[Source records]
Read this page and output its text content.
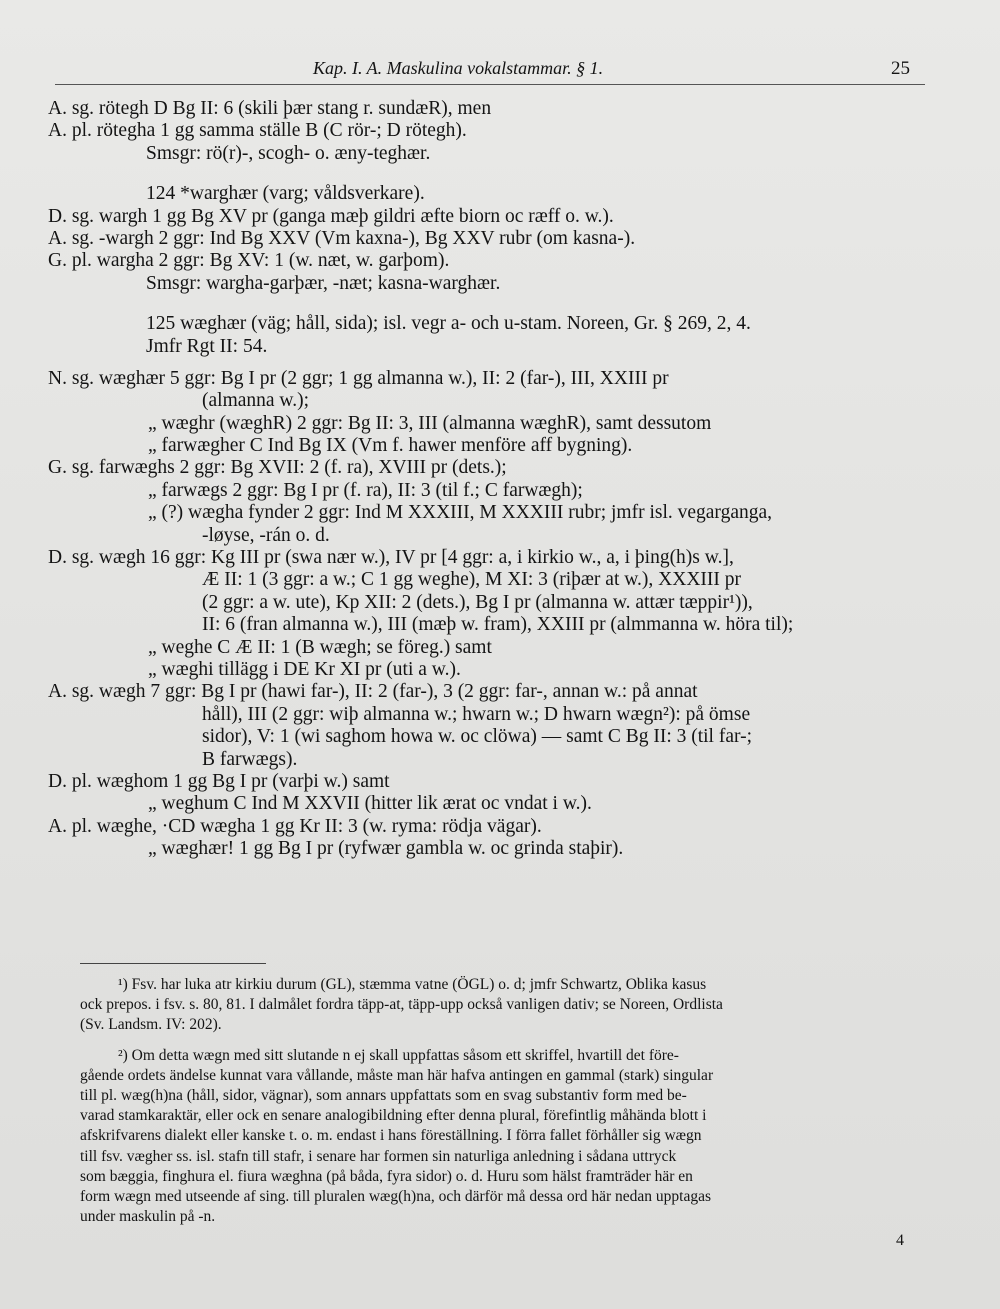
Kap. I. A. Maskulina vokalstammar. § 1.	25
A. sg. rötegh D Bg II: 6 (skili þær stang r. sundæR), men
A. pl. rötegha 1 gg samma ställe B (C rör-; D rötegh).
Smsgr: rö(r)-, scogh- o. æny-teghær.
124 *warghær (varg; våldsverkare).
D. sg. wargh 1 gg Bg XV pr (ganga mæþ gildri æfte biorn oc ræff o. w.).
A. sg. -wargh 2 ggr: Ind Bg XXV (Vm kaxna-), Bg XXV rubr (om kasna-).
G. pl. wargha 2 ggr: Bg XV: 1 (w. næt, w. garþom).
Smsgr: wargha-garþær, -næt; kasna-warghær.
125 wæghær (väg; håll, sida); isl. vegr a- och u-stam. Noreen, Gr. § 269, 2, 4.
Jmfr Rgt II: 54.
N. sg. wæghær 5 ggr: Bg I pr (2 ggr; 1 gg almanna w.), II: 2 (far-), III, XXIII pr
(almanna w.);
„ wæghr (wæghR) 2 ggr: Bg II: 3, III (almanna wæghR), samt dessutom
„ farwægher C Ind Bg IX (Vm f. hawer menföre aff bygning).
G. sg. farwæghs 2 ggr: Bg XVII: 2 (f. ra), XVIII pr (dets.);
„ farwægs 2 ggr: Bg I pr (f. ra), II: 3 (til f.; C farwægh);
„ (?) wægha fynder 2 ggr: Ind M XXXIII, M XXXIII rubr; jmfr isl. vegarganga,
-løyse, -rán o. d.
D. sg. wægh 16 ggr: Kg III pr (swa nær w.), IV pr [4 ggr: a, i kirkio w., a, i þing(h)s w.],
Æ II: 1 (3 ggr: a w.; C 1 gg weghe), M XI: 3 (riþær at w.), XXXIII pr
(2 ggr: a w. ute), Kp XII: 2 (dets.), Bg I pr (almanna w. attær tæppir¹)),
II: 6 (fran almanna w.), III (mæþ w. fram), XXIII pr (almmanna w. höra til);
„ weghe C Æ II: 1 (B wægh; se föreg.) samt
„ wæghi tillägg i DE Kr XI pr (uti a w.).
A. sg. wægh 7 ggr: Bg I pr (hawi far-), II: 2 (far-), 3 (2 ggr: far-, annan w.: på annat
håll), III (2 ggr: wiþ almanna w.; hwarn w.; D hwarn wægn²): på ömse
sidor), V: 1 (wi saghom howa w. oc clöwa) — samt C Bg II: 3 (til far-;
B farwægs).
D. pl. wæghom 1 gg Bg I pr (varþi w.) samt
„ weghum C Ind M XXVII (hitter lik ærat oc vndat i w.).
A. pl. wæghe, ·CD wægha 1 gg Kr II: 3 (w. ryma: rödja vägar).
„ wæghær! 1 gg Bg I pr (ryfwær gambla w. oc grinda staþir).
¹) Fsv. har luka atr kirkiu durum (GL), stæmma vatne (ÖGL) o. d; jmfr Schwartz, Oblika kasus
ock prepos. i fsv. s. 80, 81. I dalmålet fordra täpp-at, täpp-upp också vanligen dativ; se Noreen, Ordlista
(Sv. Landsm. IV: 202).
²) Om detta wægn med sitt slutande n ej skall uppfattas såsom ett skriffel, hvartill det före-
gående ordets ändelse kunnat vara vållande, måste man här hafva antingen en gammal (stark) singular
till pl. wæg(h)na (håll, sidor, vägnar), som annars uppfattats som en svag substantiv form med be-
varad stamkaraktär, eller ock en senare analogibildning efter denna plural, förefintlig måhända blott i
afskrifvarens dialekt eller kanske t. o. m. endast i hans föreställning. I förra fallet förhåller sig wægn
till fsv. vægher ss. isl. stafn till stafr, i senare har formen sin naturliga anledning i sådana uttryck
som bæggia, finghura el. fiura wæghna (på båda, fyra sidor) o. d. Huru som hälst framträder här en
form wægn med utseende af sing. till pluralen wæg(h)na, och därför må dessa ord här nedan upptagas
under maskulin på -n.
4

*Problem statement*
Within the entries above, how many lines contain "rötegh"? Respond with the number only.

*The output*
2